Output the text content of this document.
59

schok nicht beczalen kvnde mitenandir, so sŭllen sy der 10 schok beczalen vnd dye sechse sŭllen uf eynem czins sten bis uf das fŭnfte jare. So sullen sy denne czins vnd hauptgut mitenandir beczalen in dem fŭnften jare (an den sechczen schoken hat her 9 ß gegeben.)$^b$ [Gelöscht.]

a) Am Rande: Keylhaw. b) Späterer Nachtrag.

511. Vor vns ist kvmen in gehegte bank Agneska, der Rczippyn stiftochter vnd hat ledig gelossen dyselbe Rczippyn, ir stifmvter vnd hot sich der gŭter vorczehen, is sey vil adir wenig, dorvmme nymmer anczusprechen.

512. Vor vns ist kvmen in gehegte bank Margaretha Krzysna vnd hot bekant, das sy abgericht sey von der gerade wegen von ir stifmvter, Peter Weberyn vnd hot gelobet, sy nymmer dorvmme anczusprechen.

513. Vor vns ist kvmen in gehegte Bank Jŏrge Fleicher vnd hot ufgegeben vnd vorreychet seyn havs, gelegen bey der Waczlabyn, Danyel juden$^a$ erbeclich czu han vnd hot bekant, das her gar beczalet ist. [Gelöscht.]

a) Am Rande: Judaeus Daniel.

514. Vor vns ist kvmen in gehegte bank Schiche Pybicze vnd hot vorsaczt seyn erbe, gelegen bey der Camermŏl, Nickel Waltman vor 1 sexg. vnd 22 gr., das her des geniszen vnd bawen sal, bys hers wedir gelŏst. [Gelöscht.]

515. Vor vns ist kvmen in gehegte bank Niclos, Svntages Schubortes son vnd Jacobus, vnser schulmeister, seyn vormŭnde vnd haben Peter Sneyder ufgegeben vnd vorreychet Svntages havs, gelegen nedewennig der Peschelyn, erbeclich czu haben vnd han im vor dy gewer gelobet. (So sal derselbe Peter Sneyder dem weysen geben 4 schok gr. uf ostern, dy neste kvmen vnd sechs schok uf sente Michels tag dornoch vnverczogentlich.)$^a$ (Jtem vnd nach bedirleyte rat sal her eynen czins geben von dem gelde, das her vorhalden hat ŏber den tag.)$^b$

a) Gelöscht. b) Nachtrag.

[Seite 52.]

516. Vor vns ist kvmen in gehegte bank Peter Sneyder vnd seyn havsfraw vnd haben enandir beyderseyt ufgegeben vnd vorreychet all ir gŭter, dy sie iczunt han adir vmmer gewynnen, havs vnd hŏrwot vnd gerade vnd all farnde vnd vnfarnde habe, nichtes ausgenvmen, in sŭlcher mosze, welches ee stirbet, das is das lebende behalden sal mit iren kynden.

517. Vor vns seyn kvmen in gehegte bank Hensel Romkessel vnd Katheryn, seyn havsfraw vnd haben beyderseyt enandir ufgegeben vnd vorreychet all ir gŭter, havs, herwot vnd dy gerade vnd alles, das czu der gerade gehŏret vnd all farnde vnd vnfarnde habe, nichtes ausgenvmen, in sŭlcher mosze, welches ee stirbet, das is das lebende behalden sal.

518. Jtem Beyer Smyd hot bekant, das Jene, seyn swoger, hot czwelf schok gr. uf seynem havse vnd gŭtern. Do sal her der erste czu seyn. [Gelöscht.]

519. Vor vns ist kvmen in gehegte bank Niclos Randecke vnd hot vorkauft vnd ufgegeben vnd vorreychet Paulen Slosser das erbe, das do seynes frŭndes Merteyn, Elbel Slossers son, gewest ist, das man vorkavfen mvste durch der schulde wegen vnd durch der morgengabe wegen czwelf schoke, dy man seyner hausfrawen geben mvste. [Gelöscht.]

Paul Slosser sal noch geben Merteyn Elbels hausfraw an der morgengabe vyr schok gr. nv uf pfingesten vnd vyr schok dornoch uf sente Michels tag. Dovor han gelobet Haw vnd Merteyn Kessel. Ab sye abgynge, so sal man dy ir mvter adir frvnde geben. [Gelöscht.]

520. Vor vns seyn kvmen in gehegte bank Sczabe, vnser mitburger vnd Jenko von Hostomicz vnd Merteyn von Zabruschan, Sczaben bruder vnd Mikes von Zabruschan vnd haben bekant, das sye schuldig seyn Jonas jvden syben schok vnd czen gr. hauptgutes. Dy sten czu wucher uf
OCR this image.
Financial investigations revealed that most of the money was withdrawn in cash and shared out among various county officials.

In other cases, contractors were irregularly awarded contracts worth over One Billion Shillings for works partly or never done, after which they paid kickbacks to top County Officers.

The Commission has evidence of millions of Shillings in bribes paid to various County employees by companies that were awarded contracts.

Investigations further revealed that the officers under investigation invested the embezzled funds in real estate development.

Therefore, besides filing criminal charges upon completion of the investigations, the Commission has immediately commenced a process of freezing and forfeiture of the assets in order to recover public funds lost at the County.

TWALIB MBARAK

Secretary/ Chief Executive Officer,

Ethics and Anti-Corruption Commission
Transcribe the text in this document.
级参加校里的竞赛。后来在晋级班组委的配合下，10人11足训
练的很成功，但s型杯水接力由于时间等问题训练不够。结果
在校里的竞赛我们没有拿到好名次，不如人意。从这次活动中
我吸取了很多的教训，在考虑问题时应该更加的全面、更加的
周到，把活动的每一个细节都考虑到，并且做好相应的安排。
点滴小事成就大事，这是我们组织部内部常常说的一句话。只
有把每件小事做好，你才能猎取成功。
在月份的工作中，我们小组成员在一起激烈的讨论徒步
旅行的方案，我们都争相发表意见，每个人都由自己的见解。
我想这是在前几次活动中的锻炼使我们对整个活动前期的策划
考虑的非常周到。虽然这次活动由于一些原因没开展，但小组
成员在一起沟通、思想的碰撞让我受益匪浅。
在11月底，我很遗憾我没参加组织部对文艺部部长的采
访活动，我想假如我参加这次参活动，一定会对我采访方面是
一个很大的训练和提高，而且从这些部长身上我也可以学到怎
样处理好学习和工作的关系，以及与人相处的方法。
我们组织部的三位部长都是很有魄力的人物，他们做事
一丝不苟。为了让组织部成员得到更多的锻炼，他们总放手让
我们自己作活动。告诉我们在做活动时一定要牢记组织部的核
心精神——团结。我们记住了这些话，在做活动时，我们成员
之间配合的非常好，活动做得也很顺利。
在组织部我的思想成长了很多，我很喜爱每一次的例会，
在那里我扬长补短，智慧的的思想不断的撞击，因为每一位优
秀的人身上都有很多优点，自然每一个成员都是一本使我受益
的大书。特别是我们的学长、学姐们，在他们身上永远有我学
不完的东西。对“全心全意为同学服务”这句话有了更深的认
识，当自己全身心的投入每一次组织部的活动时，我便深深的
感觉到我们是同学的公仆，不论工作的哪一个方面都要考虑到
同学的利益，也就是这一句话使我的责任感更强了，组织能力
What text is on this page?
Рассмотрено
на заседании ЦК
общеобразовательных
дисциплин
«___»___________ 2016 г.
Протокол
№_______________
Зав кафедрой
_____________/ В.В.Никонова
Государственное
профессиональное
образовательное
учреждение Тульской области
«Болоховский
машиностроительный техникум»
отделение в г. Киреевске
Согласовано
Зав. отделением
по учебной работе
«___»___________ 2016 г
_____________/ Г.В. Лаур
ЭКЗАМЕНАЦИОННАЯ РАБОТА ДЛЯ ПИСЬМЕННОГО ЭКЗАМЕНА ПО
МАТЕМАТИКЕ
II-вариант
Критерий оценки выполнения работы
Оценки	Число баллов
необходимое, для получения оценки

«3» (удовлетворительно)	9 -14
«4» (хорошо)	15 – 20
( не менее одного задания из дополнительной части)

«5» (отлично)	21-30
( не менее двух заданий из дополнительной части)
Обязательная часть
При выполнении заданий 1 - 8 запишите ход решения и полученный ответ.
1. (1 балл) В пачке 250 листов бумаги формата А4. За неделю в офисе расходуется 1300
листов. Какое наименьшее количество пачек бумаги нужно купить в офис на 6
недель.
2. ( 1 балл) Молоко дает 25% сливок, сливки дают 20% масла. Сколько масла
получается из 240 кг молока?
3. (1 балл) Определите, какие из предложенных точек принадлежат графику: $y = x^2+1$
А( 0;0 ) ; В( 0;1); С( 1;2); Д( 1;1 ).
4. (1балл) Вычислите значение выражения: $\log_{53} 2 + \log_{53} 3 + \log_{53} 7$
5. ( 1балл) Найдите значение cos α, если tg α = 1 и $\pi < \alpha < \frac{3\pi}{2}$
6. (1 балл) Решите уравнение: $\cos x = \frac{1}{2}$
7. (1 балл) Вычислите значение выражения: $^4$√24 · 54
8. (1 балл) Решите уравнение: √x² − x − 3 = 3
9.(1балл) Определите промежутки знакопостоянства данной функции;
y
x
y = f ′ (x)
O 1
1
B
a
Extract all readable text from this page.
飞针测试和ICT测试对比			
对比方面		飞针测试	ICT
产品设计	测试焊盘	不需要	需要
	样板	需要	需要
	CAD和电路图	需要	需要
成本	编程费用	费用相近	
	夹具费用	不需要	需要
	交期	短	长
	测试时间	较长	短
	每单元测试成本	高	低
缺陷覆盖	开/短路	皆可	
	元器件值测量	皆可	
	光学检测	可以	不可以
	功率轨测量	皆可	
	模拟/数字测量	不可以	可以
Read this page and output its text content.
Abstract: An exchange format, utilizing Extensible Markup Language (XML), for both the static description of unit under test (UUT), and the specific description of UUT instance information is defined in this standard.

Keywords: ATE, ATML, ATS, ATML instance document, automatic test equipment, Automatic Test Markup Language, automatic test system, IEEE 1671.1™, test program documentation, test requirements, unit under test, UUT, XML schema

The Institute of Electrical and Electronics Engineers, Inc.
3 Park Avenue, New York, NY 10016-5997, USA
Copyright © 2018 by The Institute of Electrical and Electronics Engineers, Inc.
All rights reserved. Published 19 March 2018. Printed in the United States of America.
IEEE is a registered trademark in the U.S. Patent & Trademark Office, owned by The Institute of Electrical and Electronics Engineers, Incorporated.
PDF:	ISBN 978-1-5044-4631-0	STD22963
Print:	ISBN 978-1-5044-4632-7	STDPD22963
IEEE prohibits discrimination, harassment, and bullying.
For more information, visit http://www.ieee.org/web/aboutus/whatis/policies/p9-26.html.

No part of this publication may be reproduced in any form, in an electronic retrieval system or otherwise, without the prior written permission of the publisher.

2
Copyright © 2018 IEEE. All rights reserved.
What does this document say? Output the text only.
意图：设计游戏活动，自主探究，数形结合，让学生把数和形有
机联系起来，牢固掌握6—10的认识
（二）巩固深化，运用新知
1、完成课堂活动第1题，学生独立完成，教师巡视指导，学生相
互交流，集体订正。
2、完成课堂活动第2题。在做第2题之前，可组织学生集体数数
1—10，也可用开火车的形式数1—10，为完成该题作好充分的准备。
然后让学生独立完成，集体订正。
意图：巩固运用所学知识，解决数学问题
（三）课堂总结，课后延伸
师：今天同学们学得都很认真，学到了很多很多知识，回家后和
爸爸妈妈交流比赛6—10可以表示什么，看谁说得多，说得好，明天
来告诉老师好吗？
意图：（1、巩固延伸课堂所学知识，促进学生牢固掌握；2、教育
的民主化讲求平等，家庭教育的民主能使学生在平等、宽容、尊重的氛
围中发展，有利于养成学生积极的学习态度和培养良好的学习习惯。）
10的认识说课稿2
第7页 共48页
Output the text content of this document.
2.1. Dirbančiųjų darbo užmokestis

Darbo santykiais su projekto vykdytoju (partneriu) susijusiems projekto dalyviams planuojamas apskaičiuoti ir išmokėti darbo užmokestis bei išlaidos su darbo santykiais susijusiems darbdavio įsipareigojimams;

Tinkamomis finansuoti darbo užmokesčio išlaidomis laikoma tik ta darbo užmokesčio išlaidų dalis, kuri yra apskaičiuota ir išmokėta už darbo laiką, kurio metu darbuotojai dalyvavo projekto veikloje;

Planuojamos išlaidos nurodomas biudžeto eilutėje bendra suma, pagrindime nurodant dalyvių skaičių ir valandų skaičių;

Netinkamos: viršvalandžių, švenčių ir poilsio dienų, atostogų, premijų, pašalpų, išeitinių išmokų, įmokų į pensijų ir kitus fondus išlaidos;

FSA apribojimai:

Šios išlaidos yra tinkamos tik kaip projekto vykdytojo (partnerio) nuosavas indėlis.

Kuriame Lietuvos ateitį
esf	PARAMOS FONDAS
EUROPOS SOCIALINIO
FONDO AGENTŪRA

_ _ _ _

_The request:_
Quote the line that contains "What does this" and each line after it through the end of the data, exactly, leaving out everything else.

_In response:_
What does this document say? Output the text only.
意图：设计游戏活动，自主探究，数形结合，让学生把数和形有
机联系起来，牢固掌握6—10的认识
（二）巩固深化，运用新知
1、完成课堂活动第1题，学生独立完成，教师巡视指导，学生相
互交流，集体订正。
2、完成课堂活动第2题。在做第2题之前，可组织学生集体数数
1—10，也可用开火车的形式数1—10，为完成该题作好充分的准备。
然后让学生独立完成，集体订正。
意图：巩固运用所学知识，解决数学问题
（三）课堂总结，课后延伸
师：今天同学们学得都很认真，学到了很多很多知识，回家后和
爸爸妈妈交流比赛6—10可以表示什么，看谁说得多，说得好，明天
来告诉老师好吗？
意图：（1、巩固延伸课堂所学知识，促进学生牢固掌握；2、教育
的民主化讲求平等，家庭教育的民主能使学生在平等、宽容、尊重的氛
围中发展，有利于养成学生积极的学习态度和培养良好的学习习惯。）
10的认识说课稿2
第7页 共48页
Output the text content of this document.
2.1. Dirbančiųjų darbo užmokestis

Darbo santykiais su projekto vykdytoju (partneriu) susijusiems projekto dalyviams planuojamas apskaičiuoti ir išmokėti darbo užmokestis bei išlaidos su darbo santykiais susijusiems darbdavio įsipareigojimams;

Tinkamomis finansuoti darbo užmokesčio išlaidomis laikoma tik ta darbo užmokesčio išlaidų dalis, kuri yra apskaičiuota ir išmokėta už darbo laiką, kurio metu darbuotojai dalyvavo projekto veikloje;

Planuojamos išlaidos nurodomas biudžeto eilutėje bendra suma, pagrindime nurodant dalyvių skaičių ir valandų skaičių;

Netinkamos: viršvalandžių, švenčių ir poilsio dienų, atostogų, premijų, pašalpų, išeitinių išmokų, įmokų į pensijų ir kitus fondus išlaidos;

FSA apribojimai:

Šios išlaidos yra tinkamos tik kaip projekto vykdytojo (partnerio) nuosavas indėlis.

Kuriame Lietuvos ateitį
esf	PARAMOS FONDAS
EUROPOS SOCIALINIO
FONDO AGENTŪRA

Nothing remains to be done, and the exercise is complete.